-- What to work on --
Which lines contain the string "Sponsor"? Please list every one of them.

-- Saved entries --
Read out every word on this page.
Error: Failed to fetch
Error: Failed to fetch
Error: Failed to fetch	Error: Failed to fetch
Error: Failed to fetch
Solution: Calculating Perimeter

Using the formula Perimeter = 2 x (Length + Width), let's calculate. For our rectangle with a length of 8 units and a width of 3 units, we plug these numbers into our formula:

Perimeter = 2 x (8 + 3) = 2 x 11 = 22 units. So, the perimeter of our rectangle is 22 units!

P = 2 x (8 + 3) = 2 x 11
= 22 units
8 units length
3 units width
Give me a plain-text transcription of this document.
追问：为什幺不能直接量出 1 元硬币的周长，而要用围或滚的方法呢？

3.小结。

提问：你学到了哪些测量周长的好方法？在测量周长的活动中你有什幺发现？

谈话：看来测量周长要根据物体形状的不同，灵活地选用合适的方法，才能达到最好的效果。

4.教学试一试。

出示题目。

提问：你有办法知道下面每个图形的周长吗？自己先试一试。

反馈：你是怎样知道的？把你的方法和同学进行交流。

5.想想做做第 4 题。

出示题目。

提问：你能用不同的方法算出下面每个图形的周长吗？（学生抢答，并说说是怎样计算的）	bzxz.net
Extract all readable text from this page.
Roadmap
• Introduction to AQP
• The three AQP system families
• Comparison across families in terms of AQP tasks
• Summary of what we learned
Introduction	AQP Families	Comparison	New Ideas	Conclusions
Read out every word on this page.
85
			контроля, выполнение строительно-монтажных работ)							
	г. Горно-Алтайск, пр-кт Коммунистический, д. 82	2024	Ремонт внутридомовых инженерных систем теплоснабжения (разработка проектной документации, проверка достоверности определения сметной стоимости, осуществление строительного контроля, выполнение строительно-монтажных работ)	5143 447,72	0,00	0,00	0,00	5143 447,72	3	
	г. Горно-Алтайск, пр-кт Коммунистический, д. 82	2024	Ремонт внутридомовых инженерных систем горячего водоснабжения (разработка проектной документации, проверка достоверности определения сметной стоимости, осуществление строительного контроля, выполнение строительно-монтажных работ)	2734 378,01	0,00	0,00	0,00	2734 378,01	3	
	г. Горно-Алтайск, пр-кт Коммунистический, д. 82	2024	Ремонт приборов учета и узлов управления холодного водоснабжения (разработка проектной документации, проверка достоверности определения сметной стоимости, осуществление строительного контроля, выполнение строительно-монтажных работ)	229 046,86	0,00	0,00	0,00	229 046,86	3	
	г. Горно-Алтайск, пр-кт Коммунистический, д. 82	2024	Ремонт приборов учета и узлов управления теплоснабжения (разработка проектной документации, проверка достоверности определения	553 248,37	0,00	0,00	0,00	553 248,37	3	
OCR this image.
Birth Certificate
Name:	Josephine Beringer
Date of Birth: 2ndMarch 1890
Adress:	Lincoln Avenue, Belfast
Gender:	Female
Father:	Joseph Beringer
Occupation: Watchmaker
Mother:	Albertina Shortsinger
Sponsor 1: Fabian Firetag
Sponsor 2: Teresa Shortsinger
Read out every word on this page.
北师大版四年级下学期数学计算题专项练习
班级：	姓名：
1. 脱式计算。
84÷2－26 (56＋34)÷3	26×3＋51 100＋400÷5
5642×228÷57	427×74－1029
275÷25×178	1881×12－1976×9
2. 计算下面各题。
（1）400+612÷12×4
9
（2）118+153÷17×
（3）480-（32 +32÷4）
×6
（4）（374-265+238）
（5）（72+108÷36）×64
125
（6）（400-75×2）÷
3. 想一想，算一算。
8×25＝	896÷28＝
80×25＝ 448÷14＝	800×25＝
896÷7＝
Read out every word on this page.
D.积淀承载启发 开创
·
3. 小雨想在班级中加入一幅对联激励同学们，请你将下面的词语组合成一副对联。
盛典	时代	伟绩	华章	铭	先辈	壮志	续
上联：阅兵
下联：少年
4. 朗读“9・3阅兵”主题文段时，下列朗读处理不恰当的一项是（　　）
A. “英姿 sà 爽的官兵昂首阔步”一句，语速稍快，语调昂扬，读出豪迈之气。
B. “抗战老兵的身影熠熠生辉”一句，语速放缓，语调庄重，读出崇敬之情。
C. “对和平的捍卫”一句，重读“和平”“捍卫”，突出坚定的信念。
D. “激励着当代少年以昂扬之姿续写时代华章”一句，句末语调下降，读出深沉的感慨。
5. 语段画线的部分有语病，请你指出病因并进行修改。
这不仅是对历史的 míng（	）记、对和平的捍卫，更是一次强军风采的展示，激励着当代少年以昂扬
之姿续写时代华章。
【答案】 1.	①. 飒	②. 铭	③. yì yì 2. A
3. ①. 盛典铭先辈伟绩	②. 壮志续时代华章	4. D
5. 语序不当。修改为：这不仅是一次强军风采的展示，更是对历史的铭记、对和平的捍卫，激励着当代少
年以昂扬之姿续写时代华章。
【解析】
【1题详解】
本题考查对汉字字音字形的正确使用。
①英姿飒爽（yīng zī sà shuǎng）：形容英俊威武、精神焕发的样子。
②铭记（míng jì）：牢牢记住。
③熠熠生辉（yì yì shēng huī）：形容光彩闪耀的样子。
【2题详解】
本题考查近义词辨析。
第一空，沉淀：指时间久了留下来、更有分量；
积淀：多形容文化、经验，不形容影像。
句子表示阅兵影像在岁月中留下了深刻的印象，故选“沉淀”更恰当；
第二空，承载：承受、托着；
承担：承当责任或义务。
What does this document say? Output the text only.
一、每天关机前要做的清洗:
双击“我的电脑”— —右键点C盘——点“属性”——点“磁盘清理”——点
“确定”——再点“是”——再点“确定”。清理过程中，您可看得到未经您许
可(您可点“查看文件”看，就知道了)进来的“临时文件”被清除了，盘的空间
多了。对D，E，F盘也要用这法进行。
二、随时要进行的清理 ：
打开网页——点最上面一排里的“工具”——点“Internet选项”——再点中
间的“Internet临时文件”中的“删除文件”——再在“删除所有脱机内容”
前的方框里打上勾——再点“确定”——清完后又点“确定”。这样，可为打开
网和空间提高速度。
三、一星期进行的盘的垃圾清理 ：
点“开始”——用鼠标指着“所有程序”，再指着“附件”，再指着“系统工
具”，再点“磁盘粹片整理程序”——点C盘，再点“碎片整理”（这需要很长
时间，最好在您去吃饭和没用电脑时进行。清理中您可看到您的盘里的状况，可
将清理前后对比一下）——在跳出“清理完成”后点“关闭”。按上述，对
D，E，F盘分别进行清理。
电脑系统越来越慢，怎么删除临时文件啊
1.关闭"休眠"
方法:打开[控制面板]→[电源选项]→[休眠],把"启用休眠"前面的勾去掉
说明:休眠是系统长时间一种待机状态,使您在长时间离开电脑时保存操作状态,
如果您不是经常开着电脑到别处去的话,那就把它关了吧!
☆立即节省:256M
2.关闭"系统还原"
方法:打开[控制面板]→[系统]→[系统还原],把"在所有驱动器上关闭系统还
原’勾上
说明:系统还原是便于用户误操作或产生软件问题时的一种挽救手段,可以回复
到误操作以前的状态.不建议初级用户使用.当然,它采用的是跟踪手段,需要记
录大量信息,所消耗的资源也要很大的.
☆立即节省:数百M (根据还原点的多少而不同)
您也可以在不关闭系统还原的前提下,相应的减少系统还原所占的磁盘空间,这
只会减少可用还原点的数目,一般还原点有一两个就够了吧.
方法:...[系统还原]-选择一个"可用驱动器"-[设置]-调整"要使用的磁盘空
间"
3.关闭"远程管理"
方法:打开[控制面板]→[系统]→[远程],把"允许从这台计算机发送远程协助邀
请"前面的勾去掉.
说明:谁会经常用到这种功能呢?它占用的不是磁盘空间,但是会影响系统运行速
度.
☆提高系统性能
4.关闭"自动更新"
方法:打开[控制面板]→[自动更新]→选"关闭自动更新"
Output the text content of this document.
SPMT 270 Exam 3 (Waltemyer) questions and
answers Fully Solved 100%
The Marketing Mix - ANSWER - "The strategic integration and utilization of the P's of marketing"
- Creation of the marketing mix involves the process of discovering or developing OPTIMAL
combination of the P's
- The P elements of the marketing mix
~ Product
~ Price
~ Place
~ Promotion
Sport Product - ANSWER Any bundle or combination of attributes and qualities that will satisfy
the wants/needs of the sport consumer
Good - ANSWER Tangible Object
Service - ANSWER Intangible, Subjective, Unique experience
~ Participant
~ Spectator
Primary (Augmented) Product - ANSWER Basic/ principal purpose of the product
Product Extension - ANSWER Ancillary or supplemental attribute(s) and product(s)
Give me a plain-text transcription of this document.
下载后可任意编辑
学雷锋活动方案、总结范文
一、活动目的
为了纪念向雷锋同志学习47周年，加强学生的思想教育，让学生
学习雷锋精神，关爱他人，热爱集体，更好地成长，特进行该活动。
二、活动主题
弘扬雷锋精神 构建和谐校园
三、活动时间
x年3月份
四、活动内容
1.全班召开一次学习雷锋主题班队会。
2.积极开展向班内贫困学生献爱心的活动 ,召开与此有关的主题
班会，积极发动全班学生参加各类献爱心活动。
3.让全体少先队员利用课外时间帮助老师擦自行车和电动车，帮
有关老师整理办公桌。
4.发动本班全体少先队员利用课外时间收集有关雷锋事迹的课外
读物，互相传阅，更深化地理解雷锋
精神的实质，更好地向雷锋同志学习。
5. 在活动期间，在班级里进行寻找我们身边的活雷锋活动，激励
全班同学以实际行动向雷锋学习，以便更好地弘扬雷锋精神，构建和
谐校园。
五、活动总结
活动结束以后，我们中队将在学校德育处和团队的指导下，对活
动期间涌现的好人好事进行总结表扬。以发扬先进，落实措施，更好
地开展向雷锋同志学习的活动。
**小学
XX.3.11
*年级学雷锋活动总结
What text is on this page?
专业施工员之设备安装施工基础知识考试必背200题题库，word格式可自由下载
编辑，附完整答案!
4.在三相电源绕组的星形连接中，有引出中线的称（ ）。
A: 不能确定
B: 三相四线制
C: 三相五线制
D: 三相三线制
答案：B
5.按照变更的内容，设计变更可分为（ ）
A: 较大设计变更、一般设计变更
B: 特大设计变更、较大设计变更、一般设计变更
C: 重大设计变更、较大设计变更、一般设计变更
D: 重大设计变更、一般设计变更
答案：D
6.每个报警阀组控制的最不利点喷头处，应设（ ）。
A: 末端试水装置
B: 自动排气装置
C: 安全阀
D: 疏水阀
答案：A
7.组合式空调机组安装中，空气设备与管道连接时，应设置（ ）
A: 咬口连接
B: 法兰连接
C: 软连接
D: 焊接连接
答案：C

-- Task answer --
Sponsor 1: Fabian Firetag
Sponsor 2: Teresa Shortsinger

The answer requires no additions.